Task requirements
Wherever the word "profile" turns up in a line of the entries, copy that line.

Data lines
↓
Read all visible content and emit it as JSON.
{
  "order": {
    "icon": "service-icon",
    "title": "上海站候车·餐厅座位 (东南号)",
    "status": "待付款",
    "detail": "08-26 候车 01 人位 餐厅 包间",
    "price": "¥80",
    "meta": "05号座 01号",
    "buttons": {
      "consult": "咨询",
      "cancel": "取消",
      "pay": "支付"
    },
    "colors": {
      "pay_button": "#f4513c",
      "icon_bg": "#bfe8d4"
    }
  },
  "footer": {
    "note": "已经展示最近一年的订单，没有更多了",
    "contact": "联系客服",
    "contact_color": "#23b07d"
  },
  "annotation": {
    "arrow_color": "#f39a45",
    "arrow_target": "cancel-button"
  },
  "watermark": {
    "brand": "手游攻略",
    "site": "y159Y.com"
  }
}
↑
↓
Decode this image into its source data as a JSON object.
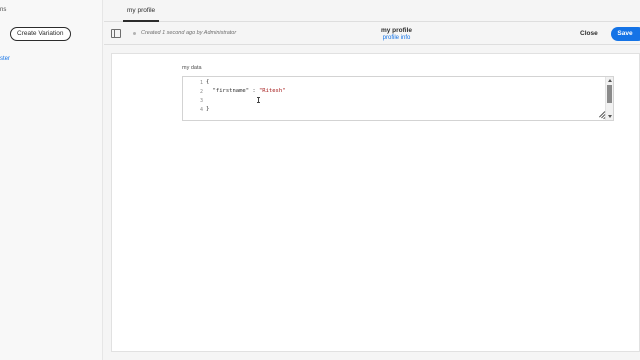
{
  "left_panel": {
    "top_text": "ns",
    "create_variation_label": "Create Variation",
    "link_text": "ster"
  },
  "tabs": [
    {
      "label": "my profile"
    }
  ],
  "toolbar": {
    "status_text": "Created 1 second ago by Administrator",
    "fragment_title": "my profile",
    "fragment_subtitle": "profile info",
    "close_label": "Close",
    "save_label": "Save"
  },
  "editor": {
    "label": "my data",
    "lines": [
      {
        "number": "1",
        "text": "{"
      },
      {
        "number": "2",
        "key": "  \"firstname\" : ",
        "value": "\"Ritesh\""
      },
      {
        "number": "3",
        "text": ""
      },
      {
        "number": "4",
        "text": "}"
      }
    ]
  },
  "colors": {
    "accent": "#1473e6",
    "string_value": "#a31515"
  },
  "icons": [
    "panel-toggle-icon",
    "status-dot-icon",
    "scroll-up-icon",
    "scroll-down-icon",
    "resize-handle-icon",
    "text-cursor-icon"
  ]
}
↑
Finished task
      "label": "my profile"
    "fragment_title": "my profile",
    "fragment_subtitle": "profile info",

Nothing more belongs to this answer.